Dataset items
───

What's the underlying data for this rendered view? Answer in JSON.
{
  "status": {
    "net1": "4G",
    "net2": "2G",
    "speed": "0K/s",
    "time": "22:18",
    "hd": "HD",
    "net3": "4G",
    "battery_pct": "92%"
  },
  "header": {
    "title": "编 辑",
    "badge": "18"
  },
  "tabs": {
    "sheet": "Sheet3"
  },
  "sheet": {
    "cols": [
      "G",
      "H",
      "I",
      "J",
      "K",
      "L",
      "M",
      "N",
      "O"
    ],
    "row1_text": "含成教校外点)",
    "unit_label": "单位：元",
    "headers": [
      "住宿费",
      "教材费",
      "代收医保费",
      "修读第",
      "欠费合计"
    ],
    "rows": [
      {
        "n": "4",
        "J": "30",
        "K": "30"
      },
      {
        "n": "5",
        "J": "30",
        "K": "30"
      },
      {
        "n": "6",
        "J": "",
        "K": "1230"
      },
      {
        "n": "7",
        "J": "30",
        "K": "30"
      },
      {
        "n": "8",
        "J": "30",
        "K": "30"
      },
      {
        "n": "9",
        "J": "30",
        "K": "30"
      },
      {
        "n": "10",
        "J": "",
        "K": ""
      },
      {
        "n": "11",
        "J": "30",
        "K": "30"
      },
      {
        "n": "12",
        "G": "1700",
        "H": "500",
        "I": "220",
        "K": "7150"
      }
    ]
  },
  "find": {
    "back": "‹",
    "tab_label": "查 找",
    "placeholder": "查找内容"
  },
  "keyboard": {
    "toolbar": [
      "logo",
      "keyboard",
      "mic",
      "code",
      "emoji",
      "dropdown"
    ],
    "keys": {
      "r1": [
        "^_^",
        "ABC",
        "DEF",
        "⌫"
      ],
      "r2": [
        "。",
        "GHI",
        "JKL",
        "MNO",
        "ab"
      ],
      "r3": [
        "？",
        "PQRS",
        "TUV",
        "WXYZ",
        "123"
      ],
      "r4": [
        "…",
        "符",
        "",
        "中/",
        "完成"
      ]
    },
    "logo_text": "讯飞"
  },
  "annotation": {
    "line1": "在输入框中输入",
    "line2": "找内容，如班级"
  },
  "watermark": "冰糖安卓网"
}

───

▶ _WHAT THE TASK ASKS_: Repeat the listing exactly, from its first line to its last.

▶ _OUTPUT FOR THIS TASK_:
What's the underlying data for this rendered view? Answer in JSON.
{
  "status": {
    "net1": "4G",
    "net2": "2G",
    "speed": "0K/s",
    "time": "22:18",
    "hd": "HD",
    "net3": "4G",
    "battery_pct": "92%"
  },
  "header": {
    "title": "编 辑",
    "badge": "18"
  },
  "tabs": {
    "sheet": "Sheet3"
  },
  "sheet": {
    "cols": [
      "G",
      "H",
      "I",
      "J",
      "K",
      "L",
      "M",
      "N",
      "O"
    ],
    "row1_text": "含成教校外点)",
    "unit_label": "单位：元",
    "headers": [
      "住宿费",
      "教材费",
      "代收医保费",
      "修读第",
      "欠费合计"
    ],
    "rows": [
      {
        "n": "4",
        "J": "30",
        "K": "30"
      },
      {
        "n": "5",
        "J": "30",
        "K": "30"
      },
      {
        "n": "6",
        "J": "",
        "K": "1230"
      },
      {
        "n": "7",
        "J": "30",
        "K": "30"
      },
      {
        "n": "8",
        "J": "30",
        "K": "30"
      },
      {
        "n": "9",
        "J": "30",
        "K": "30"
      },
      {
        "n": "10",
        "J": "",
        "K": ""
      },
      {
        "n": "11",
        "J": "30",
        "K": "30"
      },
      {
        "n": "12",
        "G": "1700",
        "H": "500",
        "I": "220",
        "K": "7150"
      }
    ]
  },
  "find": {
    "back": "‹",
    "tab_label": "查 找",
    "placeholder": "查找内容"
  },
  "keyboard": {
    "toolbar": [
      "logo",
      "keyboard",
      "mic",
      "code",
      "emoji",
      "dropdown"
    ],
    "keys": {
      "r1": [
        "^_^",
        "ABC",
        "DEF",
        "⌫"
      ],
      "r2": [
        "。",
        "GHI",
        "JKL",
        "MNO",
        "ab"
      ],
      "r3": [
        "？",
        "PQRS",
        "TUV",
        "WXYZ",
        "123"
      ],
      "r4": [
        "…",
        "符",
        "",
        "中/",
        "完成"
      ]
    },
    "logo_text": "讯飞"
  },
  "annotation": {
    "line1": "在输入框中输入",
    "line2": "找内容，如班级"
  },
  "watermark": "冰糖安卓网"
}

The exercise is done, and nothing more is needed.